* _TASK TO COMPLETE_
Print the entries that appear below, exactly as written and without their pictures.

* _RECORD EXTRACTS_

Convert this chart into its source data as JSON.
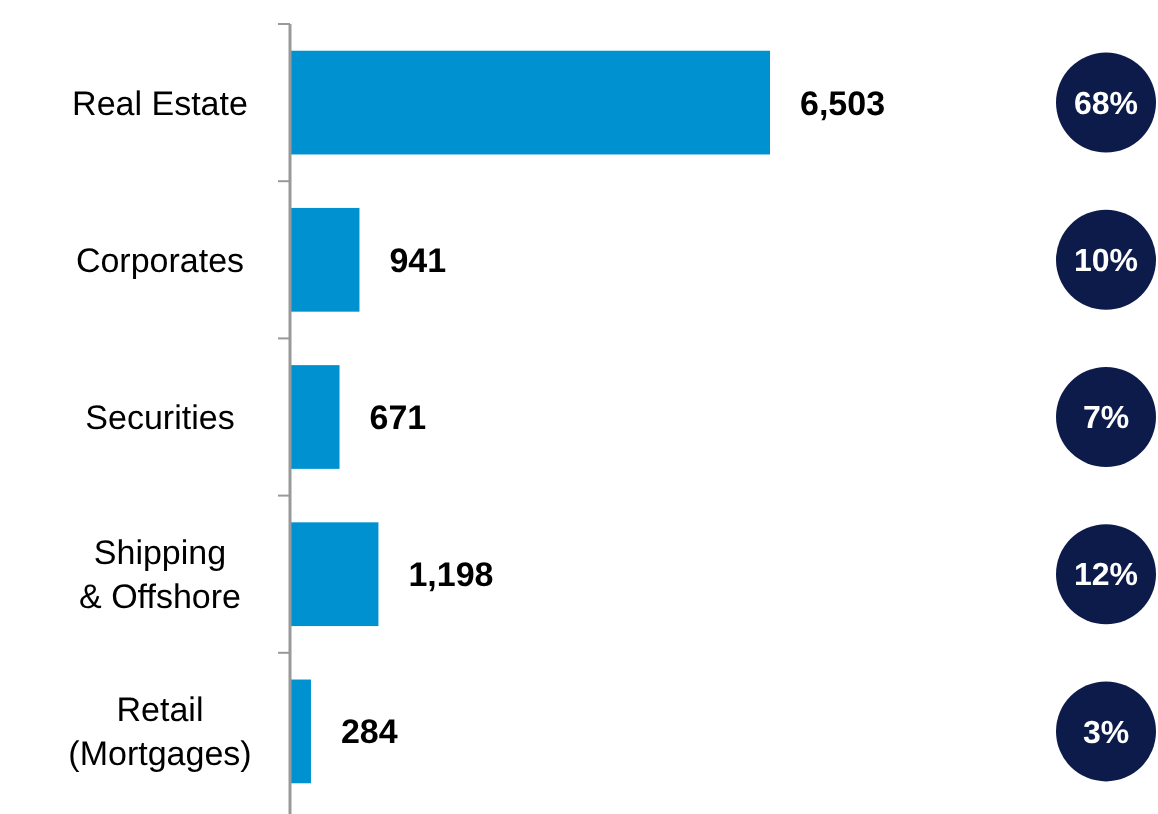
{
  "chart_data": {
    "type": "bar",
    "orientation": "horizontal",
    "categories": [
      "Real Estate",
      "Corporates",
      "Securities",
      "Shipping\n& Offshore",
      "Retail\n(Mortgages)"
    ],
    "values": [
      6503,
      941,
      671,
      1198,
      284
    ],
    "value_labels": [
      "6,503",
      "941",
      "671",
      "1,198",
      "284"
    ],
    "color": "#0092d0",
    "annotations": [
      "68%",
      "10%",
      "7%",
      "12%",
      "3%"
    ]
  }
}
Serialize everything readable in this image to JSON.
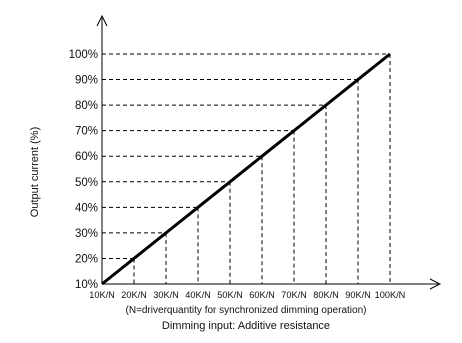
{
  "chart_data": {
    "type": "line",
    "title": "",
    "ylabel": "Output current (%)",
    "xlabel_note": "(N=driverquantity for synchronized dimming operation)",
    "xlabel": "Dimming input: Additive resistance",
    "x_ticks": [
      "10K/N",
      "20K/N",
      "30K/N",
      "40K/N",
      "50K/N",
      "60K/N",
      "70K/N",
      "80K/N",
      "90K/N",
      "100K/N"
    ],
    "y_ticks": [
      "10%",
      "20%",
      "30%",
      "40%",
      "50%",
      "60%",
      "70%",
      "80%",
      "90%",
      "100%"
    ],
    "x_values": [
      10,
      20,
      30,
      40,
      50,
      60,
      70,
      80,
      90,
      100
    ],
    "y_values": [
      10,
      20,
      30,
      40,
      50,
      60,
      70,
      80,
      90,
      100
    ],
    "xlim": [
      10,
      100
    ],
    "ylim": [
      10,
      100
    ],
    "grid": "dashed guide lines from each point to both axes",
    "legend": "none",
    "colors": {
      "line": "#000000",
      "guide": "#000000",
      "axis": "#000000"
    }
  }
}
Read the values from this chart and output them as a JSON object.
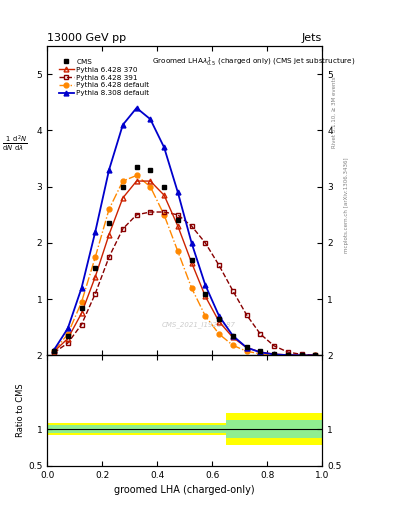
{
  "title_top": "13000 GeV pp",
  "title_right": "Jets",
  "watermark": "CMS_2021_I1920187",
  "right_label_top": "Rivet 3.1.10, ≥ 3M events",
  "right_label_bot": "mcplots.cern.ch [arXiv:1306.3436]",
  "xlabel": "groomed LHA (charged-only)",
  "ylabel_ratio": "Ratio to CMS",
  "cms_x": [
    0.025,
    0.075,
    0.125,
    0.175,
    0.225,
    0.275,
    0.325,
    0.375,
    0.425,
    0.475,
    0.525,
    0.575,
    0.625,
    0.675,
    0.725,
    0.775,
    0.825,
    0.875,
    0.925,
    0.975
  ],
  "cms_y": [
    0.08,
    0.35,
    0.85,
    1.55,
    2.35,
    3.0,
    3.35,
    3.3,
    3.0,
    2.4,
    1.7,
    1.1,
    0.65,
    0.35,
    0.15,
    0.07,
    0.03,
    0.01,
    0.004,
    0.001
  ],
  "p6370_x": [
    0.025,
    0.075,
    0.125,
    0.175,
    0.225,
    0.275,
    0.325,
    0.375,
    0.425,
    0.475,
    0.525,
    0.575,
    0.625,
    0.675,
    0.725,
    0.775,
    0.825,
    0.875,
    0.925,
    0.975
  ],
  "p6370_y": [
    0.07,
    0.3,
    0.75,
    1.4,
    2.15,
    2.8,
    3.1,
    3.1,
    2.85,
    2.3,
    1.65,
    1.05,
    0.6,
    0.32,
    0.14,
    0.06,
    0.025,
    0.008,
    0.003,
    0.001
  ],
  "p6391_x": [
    0.025,
    0.075,
    0.125,
    0.175,
    0.225,
    0.275,
    0.325,
    0.375,
    0.425,
    0.475,
    0.525,
    0.575,
    0.625,
    0.675,
    0.725,
    0.775,
    0.825,
    0.875,
    0.925,
    0.975
  ],
  "p6391_y": [
    0.05,
    0.22,
    0.55,
    1.1,
    1.75,
    2.25,
    2.5,
    2.55,
    2.55,
    2.5,
    2.3,
    2.0,
    1.6,
    1.15,
    0.72,
    0.38,
    0.17,
    0.06,
    0.018,
    0.005
  ],
  "p6def_x": [
    0.025,
    0.075,
    0.125,
    0.175,
    0.225,
    0.275,
    0.325,
    0.375,
    0.425,
    0.475,
    0.525,
    0.575,
    0.625,
    0.675,
    0.725,
    0.775,
    0.825,
    0.875,
    0.925,
    0.975
  ],
  "p6def_y": [
    0.08,
    0.38,
    0.95,
    1.75,
    2.6,
    3.1,
    3.2,
    3.0,
    2.5,
    1.85,
    1.2,
    0.7,
    0.38,
    0.18,
    0.075,
    0.028,
    0.009,
    0.003,
    0.001,
    0.0003
  ],
  "p8def_x": [
    0.025,
    0.075,
    0.125,
    0.175,
    0.225,
    0.275,
    0.325,
    0.375,
    0.425,
    0.475,
    0.525,
    0.575,
    0.625,
    0.675,
    0.725,
    0.775,
    0.825,
    0.875,
    0.925,
    0.975
  ],
  "p8def_y": [
    0.1,
    0.48,
    1.2,
    2.2,
    3.3,
    4.1,
    4.4,
    4.2,
    3.7,
    2.9,
    2.0,
    1.25,
    0.7,
    0.35,
    0.14,
    0.055,
    0.018,
    0.006,
    0.002,
    0.0005
  ],
  "ratio_bins": [
    0.0,
    0.05,
    0.1,
    0.15,
    0.2,
    0.25,
    0.3,
    0.35,
    0.4,
    0.45,
    0.5,
    0.55,
    0.6,
    0.625,
    0.65,
    0.7,
    0.75,
    0.8,
    0.85,
    0.9,
    0.95,
    1.0
  ],
  "ratio_green_lo": [
    0.95,
    0.95,
    0.95,
    0.95,
    0.95,
    0.95,
    0.95,
    0.95,
    0.95,
    0.95,
    0.95,
    0.95,
    0.95,
    0.95,
    0.88,
    0.88,
    0.88,
    0.88,
    0.88,
    0.88,
    0.88,
    0.88
  ],
  "ratio_green_hi": [
    1.05,
    1.05,
    1.05,
    1.05,
    1.05,
    1.05,
    1.05,
    1.05,
    1.05,
    1.05,
    1.05,
    1.05,
    1.05,
    1.05,
    1.12,
    1.12,
    1.12,
    1.12,
    1.12,
    1.12,
    1.12,
    1.12
  ],
  "ratio_yellow_lo": [
    0.92,
    0.92,
    0.92,
    0.92,
    0.92,
    0.92,
    0.92,
    0.92,
    0.92,
    0.92,
    0.92,
    0.92,
    0.92,
    0.92,
    0.78,
    0.78,
    0.78,
    0.78,
    0.78,
    0.78,
    0.78,
    0.78
  ],
  "ratio_yellow_hi": [
    1.08,
    1.08,
    1.08,
    1.08,
    1.08,
    1.08,
    1.08,
    1.08,
    1.08,
    1.08,
    1.08,
    1.08,
    1.08,
    1.08,
    1.22,
    1.22,
    1.22,
    1.22,
    1.22,
    1.22,
    1.22,
    1.22
  ],
  "ylim_main": [
    0,
    5.5
  ],
  "ylim_ratio": [
    0.5,
    2.0
  ],
  "yticks_main": [
    1,
    2,
    3,
    4,
    5
  ],
  "yticks_ratio": [
    0.5,
    1.0,
    2.0
  ],
  "color_cms": "#000000",
  "color_p6370": "#cc2200",
  "color_p6391": "#880000",
  "color_p6def": "#ff8800",
  "color_p8def": "#0000cc"
}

* _OUTPUT FOR THIS TASK_
Convert this chart into its source data as JSON.
{
  "chart_data": {
    "type": "bar",
    "orientation": "horizontal",
    "categories": [
      "Real Estate",
      "Corporates",
      "Securities",
      "Shipping\n& Offshore",
      "Retail\n(Mortgages)"
    ],
    "values": [
      6503,
      941,
      671,
      1198,
      284
    ],
    "value_labels": [
      "6,503",
      "941",
      "671",
      "1,198",
      "284"
    ],
    "color": "#0092d0",
    "annotations": [
      "68%",
      "10%",
      "7%",
      "12%",
      "3%"
    ]
  }
}
Serialize everything readable in this image to JSON.
{
  "chart_data": {
    "type": "line",
    "title": "",
    "ylabel": "Output current (%)",
    "xlabel_note": "(N=driverquantity for synchronized dimming operation)",
    "xlabel": "Dimming input: Additive resistance",
    "x_ticks": [
      "10K/N",
      "20K/N",
      "30K/N",
      "40K/N",
      "50K/N",
      "60K/N",
      "70K/N",
      "80K/N",
      "90K/N",
      "100K/N"
    ],
    "y_ticks": [
      "10%",
      "20%",
      "30%",
      "40%",
      "50%",
      "60%",
      "70%",
      "80%",
      "90%",
      "100%"
    ],
    "x_values": [
      10,
      20,
      30,
      40,
      50,
      60,
      70,
      80,
      90,
      100
    ],
    "y_values": [
      10,
      20,
      30,
      40,
      50,
      60,
      70,
      80,
      90,
      100
    ],
    "xlim": [
      10,
      100
    ],
    "ylim": [
      10,
      100
    ],
    "grid": "dashed guide lines from each point to both axes",
    "legend": "none",
    "colors": {
      "line": "#000000",
      "guide": "#000000",
      "axis": "#000000"
    }
  }
}
Read the values from this chart and output them as a JSON object.
{
  "title_top": "13000 GeV pp",
  "title_right": "Jets",
  "watermark": "CMS_2021_I1920187",
  "right_label_top": "Rivet 3.1.10, ≥ 3M events",
  "right_label_bot": "mcplots.cern.ch [arXiv:1306.3436]",
  "xlabel": "groomed LHA (charged-only)",
  "ylabel_ratio": "Ratio to CMS",
  "cms_x": [
    0.025,
    0.075,
    0.125,
    0.175,
    0.225,
    0.275,
    0.325,
    0.375,
    0.425,
    0.475,
    0.525,
    0.575,
    0.625,
    0.675,
    0.725,
    0.775,
    0.825,
    0.875,
    0.925,
    0.975
  ],
  "cms_y": [
    0.08,
    0.35,
    0.85,
    1.55,
    2.35,
    3.0,
    3.35,
    3.3,
    3.0,
    2.4,
    1.7,
    1.1,
    0.65,
    0.35,
    0.15,
    0.07,
    0.03,
    0.01,
    0.004,
    0.001
  ],
  "p6370_x": [
    0.025,
    0.075,
    0.125,
    0.175,
    0.225,
    0.275,
    0.325,
    0.375,
    0.425,
    0.475,
    0.525,
    0.575,
    0.625,
    0.675,
    0.725,
    0.775,
    0.825,
    0.875,
    0.925,
    0.975
  ],
  "p6370_y": [
    0.07,
    0.3,
    0.75,
    1.4,
    2.15,
    2.8,
    3.1,
    3.1,
    2.85,
    2.3,
    1.65,
    1.05,
    0.6,
    0.32,
    0.14,
    0.06,
    0.025,
    0.008,
    0.003,
    0.001
  ],
  "p6391_x": [
    0.025,
    0.075,
    0.125,
    0.175,
    0.225,
    0.275,
    0.325,
    0.375,
    0.425,
    0.475,
    0.525,
    0.575,
    0.625,
    0.675,
    0.725,
    0.775,
    0.825,
    0.875,
    0.925,
    0.975
  ],
  "p6391_y": [
    0.05,
    0.22,
    0.55,
    1.1,
    1.75,
    2.25,
    2.5,
    2.55,
    2.55,
    2.5,
    2.3,
    2.0,
    1.6,
    1.15,
    0.72,
    0.38,
    0.17,
    0.06,
    0.018,
    0.005
  ],
  "p6def_x": [
    0.025,
    0.075,
    0.125,
    0.175,
    0.225,
    0.275,
    0.325,
    0.375,
    0.425,
    0.475,
    0.525,
    0.575,
    0.625,
    0.675,
    0.725,
    0.775,
    0.825,
    0.875,
    0.925,
    0.975
  ],
  "p6def_y": [
    0.08,
    0.38,
    0.95,
    1.75,
    2.6,
    3.1,
    3.2,
    3.0,
    2.5,
    1.85,
    1.2,
    0.7,
    0.38,
    0.18,
    0.075,
    0.028,
    0.009,
    0.003,
    0.001,
    0.0003
  ],
  "p8def_x": [
    0.025,
    0.075,
    0.125,
    0.175,
    0.225,
    0.275,
    0.325,
    0.375,
    0.425,
    0.475,
    0.525,
    0.575,
    0.625,
    0.675,
    0.725,
    0.775,
    0.825,
    0.875,
    0.925,
    0.975
  ],
  "p8def_y": [
    0.1,
    0.48,
    1.2,
    2.2,
    3.3,
    4.1,
    4.4,
    4.2,
    3.7,
    2.9,
    2.0,
    1.25,
    0.7,
    0.35,
    0.14,
    0.055,
    0.018,
    0.006,
    0.002,
    0.0005
  ],
  "ratio_bins": [
    0.0,
    0.05,
    0.1,
    0.15,
    0.2,
    0.25,
    0.3,
    0.35,
    0.4,
    0.45,
    0.5,
    0.55,
    0.6,
    0.625,
    0.65,
    0.7,
    0.75,
    0.8,
    0.85,
    0.9,
    0.95,
    1.0
  ],
  "ratio_green_lo": [
    0.95,
    0.95,
    0.95,
    0.95,
    0.95,
    0.95,
    0.95,
    0.95,
    0.95,
    0.95,
    0.95,
    0.95,
    0.95,
    0.95,
    0.88,
    0.88,
    0.88,
    0.88,
    0.88,
    0.88,
    0.88,
    0.88
  ],
  "ratio_green_hi": [
    1.05,
    1.05,
    1.05,
    1.05,
    1.05,
    1.05,
    1.05,
    1.05,
    1.05,
    1.05,
    1.05,
    1.05,
    1.05,
    1.05,
    1.12,
    1.12,
    1.12,
    1.12,
    1.12,
    1.12,
    1.12,
    1.12
  ],
  "ratio_yellow_lo": [
    0.92,
    0.92,
    0.92,
    0.92,
    0.92,
    0.92,
    0.92,
    0.92,
    0.92,
    0.92,
    0.92,
    0.92,
    0.92,
    0.92,
    0.78,
    0.78,
    0.78,
    0.78,
    0.78,
    0.78,
    0.78,
    0.78
  ],
  "ratio_yellow_hi": [
    1.08,
    1.08,
    1.08,
    1.08,
    1.08,
    1.08,
    1.08,
    1.08,
    1.08,
    1.08,
    1.08,
    1.08,
    1.08,
    1.08,
    1.22,
    1.22,
    1.22,
    1.22,
    1.22,
    1.22,
    1.22,
    1.22
  ],
  "ylim_main": [
    0,
    5.5
  ],
  "ylim_ratio": [
    0.5,
    2.0
  ],
  "yticks_main": [
    1,
    2,
    3,
    4,
    5
  ],
  "yticks_ratio": [
    0.5,
    1.0,
    2.0
  ],
  "color_cms": "#000000",
  "color_p6370": "#cc2200",
  "color_p6391": "#880000",
  "color_p6def": "#ff8800",
  "color_p8def": "#0000cc"
}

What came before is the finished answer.